■ **Problem statement**: List every menu selection that the Hdrug example session names for the user to choose.

··· Given passage

This section describes an example session of one of the applications that comes with the standard Hdrug distribution (in the LexRules directory). This is a small experimental parsing/generation system for Dutch. Some of the underlying motivations for this system are described in van Noord and Bouma (1994) . This application is started by the UNIX shell command hdrug -l start. This results in the appearance of the Hdrug widget, which looks like:
At the top of the widget we find a row of menu buttons (the MenuBar). Below the row of buttons two large sub-widgets (the Canvases) are placed. At the bottom we find a few buttons and a few labels (the ButtonBar). The labels indicate the current parser, generator and top-category.
A simple command can be executed by selecting from the MenuBar the item DEBUG followed by STATISTICS (luckily, most menu's will give rise to more interesting actions).
Typically, a NLP system is tested by feeding it example sentences. Let's suppose we want to parse the sentence `jan kust marie' (i.e. the Dutch equivalent of John kisses Mary). We select PARSE-PARSE SENTENCE. This gives rise to the following window:
in which we can either select a sentence from a list of given sentences, or we can type in a new sentence. In this case we type in the new sentence `jan kust marie'. In the Sicstus widget some information concerning the parse process is displayed, such as the current value of the parser, the cputime it takes to parse, and two abbrevations of the semantic representations of the parse-results. Furthermore, two new buttons labelled 1 and 2 are placed on a row below the MenuBar. We will refer to this row as the ObjectBar.
These two buttons refer to the two results of the parse command. Pressing a button from the ObjectBar gives rise to a submenu, indicating some actions we can undertake with the object. For example, selecting 1-VIEW-TK-TREE-D gives rise to the parse tree of the object. This parse-tree is placed on the left canvas:
Note that the nodes of the parse-trees are buttons. Pressing one of the nodes of the parse-trees gives rise to a display of the corresponding feature-structure in the right canvas. Alternatively, if we have enabled the USE NEW CANVAS button at the bottom of the screen, then such feature-structures will appear in a new separate window. If we press the button dominating kust, we obtain the following window:
Pressing the left mouse button on an attribute name hides the corresponding value. Pressing the right mouse button on an attribute name brings the corresponding value back on the screen. Alternatively, we can select 2-VIEW-TK-TREE-Q. This also results in a tree to be printed on the canvas, but this time the tree represents the semantic structure of the second parse result. Playing around with the other view possibilities will give you some idea of some of the possibilities of Hdrug. For example, feature structures, trees and Prolog terms can also be output via CLiG or via LaTeX in an Xdvi window. And, of course, you can also get the output to appear in the standard output window (ASCII art).

······
··· Material shown

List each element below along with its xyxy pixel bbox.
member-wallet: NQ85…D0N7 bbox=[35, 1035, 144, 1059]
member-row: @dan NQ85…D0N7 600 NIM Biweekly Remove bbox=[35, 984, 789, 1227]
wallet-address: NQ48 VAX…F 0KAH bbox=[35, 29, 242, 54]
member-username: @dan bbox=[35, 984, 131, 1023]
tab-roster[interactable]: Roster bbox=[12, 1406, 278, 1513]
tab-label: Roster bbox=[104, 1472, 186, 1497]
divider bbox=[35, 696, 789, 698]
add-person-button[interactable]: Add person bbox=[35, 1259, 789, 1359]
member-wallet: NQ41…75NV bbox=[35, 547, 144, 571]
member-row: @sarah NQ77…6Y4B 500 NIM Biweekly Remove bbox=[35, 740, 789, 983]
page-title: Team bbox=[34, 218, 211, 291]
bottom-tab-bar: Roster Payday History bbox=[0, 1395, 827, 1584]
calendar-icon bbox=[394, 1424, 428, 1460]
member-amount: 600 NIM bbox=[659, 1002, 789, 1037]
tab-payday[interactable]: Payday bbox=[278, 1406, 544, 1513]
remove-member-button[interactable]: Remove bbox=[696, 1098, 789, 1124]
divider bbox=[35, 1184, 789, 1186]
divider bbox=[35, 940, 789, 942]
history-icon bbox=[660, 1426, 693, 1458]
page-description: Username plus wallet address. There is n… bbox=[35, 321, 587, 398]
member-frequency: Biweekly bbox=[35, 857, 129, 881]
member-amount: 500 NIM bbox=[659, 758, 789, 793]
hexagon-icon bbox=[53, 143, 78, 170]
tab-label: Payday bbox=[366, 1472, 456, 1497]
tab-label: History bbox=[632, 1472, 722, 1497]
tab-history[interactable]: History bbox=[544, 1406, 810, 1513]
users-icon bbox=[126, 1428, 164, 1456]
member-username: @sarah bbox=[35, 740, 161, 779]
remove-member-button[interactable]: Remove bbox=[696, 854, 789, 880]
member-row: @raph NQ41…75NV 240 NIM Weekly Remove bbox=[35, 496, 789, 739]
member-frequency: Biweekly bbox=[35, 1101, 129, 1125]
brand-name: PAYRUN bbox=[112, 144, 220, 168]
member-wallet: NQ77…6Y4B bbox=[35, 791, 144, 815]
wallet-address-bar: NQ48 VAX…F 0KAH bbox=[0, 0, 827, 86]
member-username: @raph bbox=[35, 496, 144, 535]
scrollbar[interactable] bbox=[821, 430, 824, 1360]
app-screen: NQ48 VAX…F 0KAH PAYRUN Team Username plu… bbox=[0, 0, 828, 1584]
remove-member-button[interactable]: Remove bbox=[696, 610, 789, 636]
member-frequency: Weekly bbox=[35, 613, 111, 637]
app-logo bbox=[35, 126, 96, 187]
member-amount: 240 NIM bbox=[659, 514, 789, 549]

······

■ **Written response**:
- DEBUG followed by STATISTICS
- PARSE-PARSE SENTENCE
- 1-VIEW-TK-TREE-D
- 2-VIEW-TK-TREE-Q